-------- EXCERPTED DATA --------

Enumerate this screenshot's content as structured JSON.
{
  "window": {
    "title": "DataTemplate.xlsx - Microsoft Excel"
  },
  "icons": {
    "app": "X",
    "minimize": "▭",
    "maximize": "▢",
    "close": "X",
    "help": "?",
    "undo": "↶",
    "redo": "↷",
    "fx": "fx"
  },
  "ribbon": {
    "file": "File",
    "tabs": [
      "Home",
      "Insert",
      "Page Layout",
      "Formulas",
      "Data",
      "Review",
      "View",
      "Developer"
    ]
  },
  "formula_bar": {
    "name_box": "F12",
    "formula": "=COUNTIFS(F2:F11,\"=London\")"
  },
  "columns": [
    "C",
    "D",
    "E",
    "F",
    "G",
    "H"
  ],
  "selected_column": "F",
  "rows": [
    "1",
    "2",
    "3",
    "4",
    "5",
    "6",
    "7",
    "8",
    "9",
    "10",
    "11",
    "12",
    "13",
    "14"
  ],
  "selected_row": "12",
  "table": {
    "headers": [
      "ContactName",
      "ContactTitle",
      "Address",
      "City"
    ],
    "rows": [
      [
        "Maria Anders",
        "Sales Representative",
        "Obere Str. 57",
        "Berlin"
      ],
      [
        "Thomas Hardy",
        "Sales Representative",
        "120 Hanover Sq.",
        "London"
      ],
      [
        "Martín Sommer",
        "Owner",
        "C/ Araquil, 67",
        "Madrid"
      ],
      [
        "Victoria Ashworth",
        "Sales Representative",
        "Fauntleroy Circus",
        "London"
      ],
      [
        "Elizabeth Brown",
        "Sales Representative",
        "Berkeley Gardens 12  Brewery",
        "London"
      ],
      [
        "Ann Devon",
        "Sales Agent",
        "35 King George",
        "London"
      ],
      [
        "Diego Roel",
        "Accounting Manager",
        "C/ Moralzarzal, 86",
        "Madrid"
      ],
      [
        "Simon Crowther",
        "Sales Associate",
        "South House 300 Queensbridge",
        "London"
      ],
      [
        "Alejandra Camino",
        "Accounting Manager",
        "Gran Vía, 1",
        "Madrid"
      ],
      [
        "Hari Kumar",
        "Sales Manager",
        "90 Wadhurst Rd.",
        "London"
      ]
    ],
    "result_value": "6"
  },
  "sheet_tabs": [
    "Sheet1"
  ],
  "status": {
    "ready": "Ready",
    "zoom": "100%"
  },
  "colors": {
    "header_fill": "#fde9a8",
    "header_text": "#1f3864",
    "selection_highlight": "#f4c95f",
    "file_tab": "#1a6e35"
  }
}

--------

> _OBJECTIVE_:
Output the full listing without altering anything.

> _EXERCISE RESPONSE_:
Enumerate this screenshot's content as structured JSON.
{
  "window": {
    "title": "DataTemplate.xlsx - Microsoft Excel"
  },
  "icons": {
    "app": "X",
    "minimize": "▭",
    "maximize": "▢",
    "close": "X",
    "help": "?",
    "undo": "↶",
    "redo": "↷",
    "fx": "fx"
  },
  "ribbon": {
    "file": "File",
    "tabs": [
      "Home",
      "Insert",
      "Page Layout",
      "Formulas",
      "Data",
      "Review",
      "View",
      "Developer"
    ]
  },
  "formula_bar": {
    "name_box": "F12",
    "formula": "=COUNTIFS(F2:F11,\"=London\")"
  },
  "columns": [
    "C",
    "D",
    "E",
    "F",
    "G",
    "H"
  ],
  "selected_column": "F",
  "rows": [
    "1",
    "2",
    "3",
    "4",
    "5",
    "6",
    "7",
    "8",
    "9",
    "10",
    "11",
    "12",
    "13",
    "14"
  ],
  "selected_row": "12",
  "table": {
    "headers": [
      "ContactName",
      "ContactTitle",
      "Address",
      "City"
    ],
    "rows": [
      [
        "Maria Anders",
        "Sales Representative",
        "Obere Str. 57",
        "Berlin"
      ],
      [
        "Thomas Hardy",
        "Sales Representative",
        "120 Hanover Sq.",
        "London"
      ],
      [
        "Martín Sommer",
        "Owner",
        "C/ Araquil, 67",
        "Madrid"
      ],
      [
        "Victoria Ashworth",
        "Sales Representative",
        "Fauntleroy Circus",
        "London"
      ],
      [
        "Elizabeth Brown",
        "Sales Representative",
        "Berkeley Gardens 12  Brewery",
        "London"
      ],
      [
        "Ann Devon",
        "Sales Agent",
        "35 King George",
        "London"
      ],
      [
        "Diego Roel",
        "Accounting Manager",
        "C/ Moralzarzal, 86",
        "Madrid"
      ],
      [
        "Simon Crowther",
        "Sales Associate",
        "South House 300 Queensbridge",
        "London"
      ],
      [
        "Alejandra Camino",
        "Accounting Manager",
        "Gran Vía, 1",
        "Madrid"
      ],
      [
        "Hari Kumar",
        "Sales Manager",
        "90 Wadhurst Rd.",
        "London"
      ]
    ],
    "result_value": "6"
  },
  "sheet_tabs": [
    "Sheet1"
  ],
  "status": {
    "ready": "Ready",
    "zoom": "100%"
  },
  "colors": {
    "header_fill": "#fde9a8",
    "header_text": "#1f3864",
    "selection_highlight": "#f4c95f",
    "file_tab": "#1a6e35"
  }
}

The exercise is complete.